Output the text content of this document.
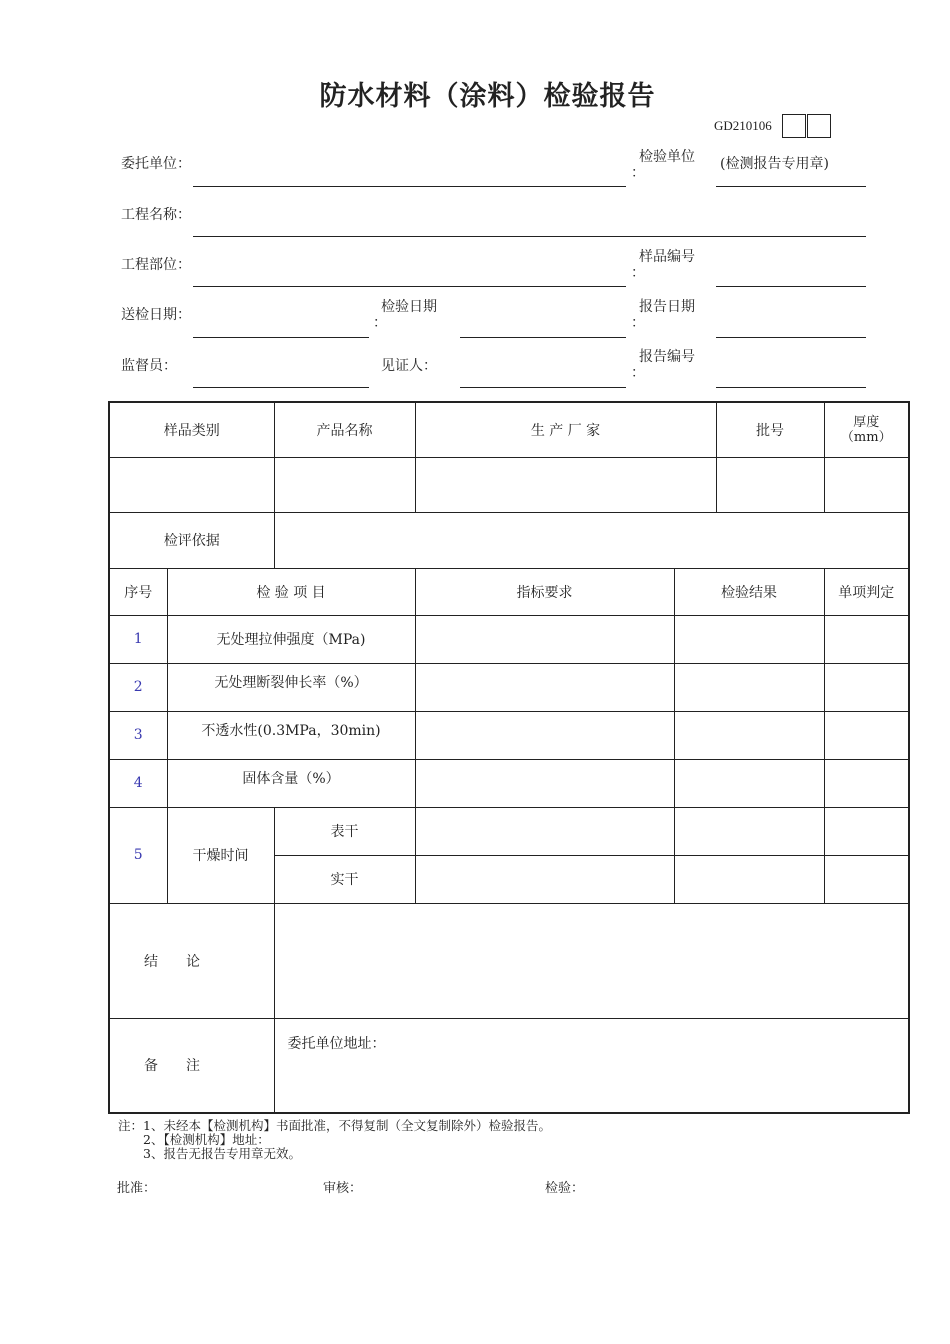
防水材料（涂料）检验报告
GD210106
委托单位：	检验单位
：
(检测报告专用章)
工程名称：
工程部位：	样品编号
：
送检日期：	检验日期
：
报告日期
：
监督员：	见证人：
报告编号
：
样品类别		产品名称	生 产 厂 家		批号	厚度
（mm）

检评依据						
序号	检 验 项 目		指标要求	检验结果		单项判定
1	无处理拉伸强度（MPa)					
2	无处理断裂伸长率（%）					
3	不透水性(0.3MPa，30min)					
4	固体含量（%）					
5	干燥时间	表干				
		实干				
结　　论						
备　　注		委托单位地址：				
注：1、未经本【检测机构】书面批准，不得复制（全文复制除外）检验报告。
　　2、【检测机构】地址：
　　3、报告无报告专用章无效。
批准：	审核：	检验：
*-*-*
Set the pictures aside and transcribe the data above exactly.

== Final answer ==
Output the text content of this document.
防水材料（涂料）检验报告
GD210106
委托单位：	检验单位
：
(检测报告专用章)
工程名称：
工程部位：	样品编号
：
送检日期：	检验日期
：
报告日期
：
监督员：	见证人：
报告编号
：
样品类别		产品名称	生 产 厂 家		批号	厚度
（mm）

检评依据						
序号	检 验 项 目		指标要求	检验结果		单项判定
1	无处理拉伸强度（MPa)					
2	无处理断裂伸长率（%）					
3	不透水性(0.3MPa，30min)					
4	固体含量（%）					
5	干燥时间	表干				
		实干				
结　　论						
备　　注		委托单位地址：				
注：1、未经本【检测机构】书面批准，不得复制（全文复制除外）检验报告。
　　2、【检测机构】地址：
　　3、报告无报告专用章无效。
批准：	审核：	检验：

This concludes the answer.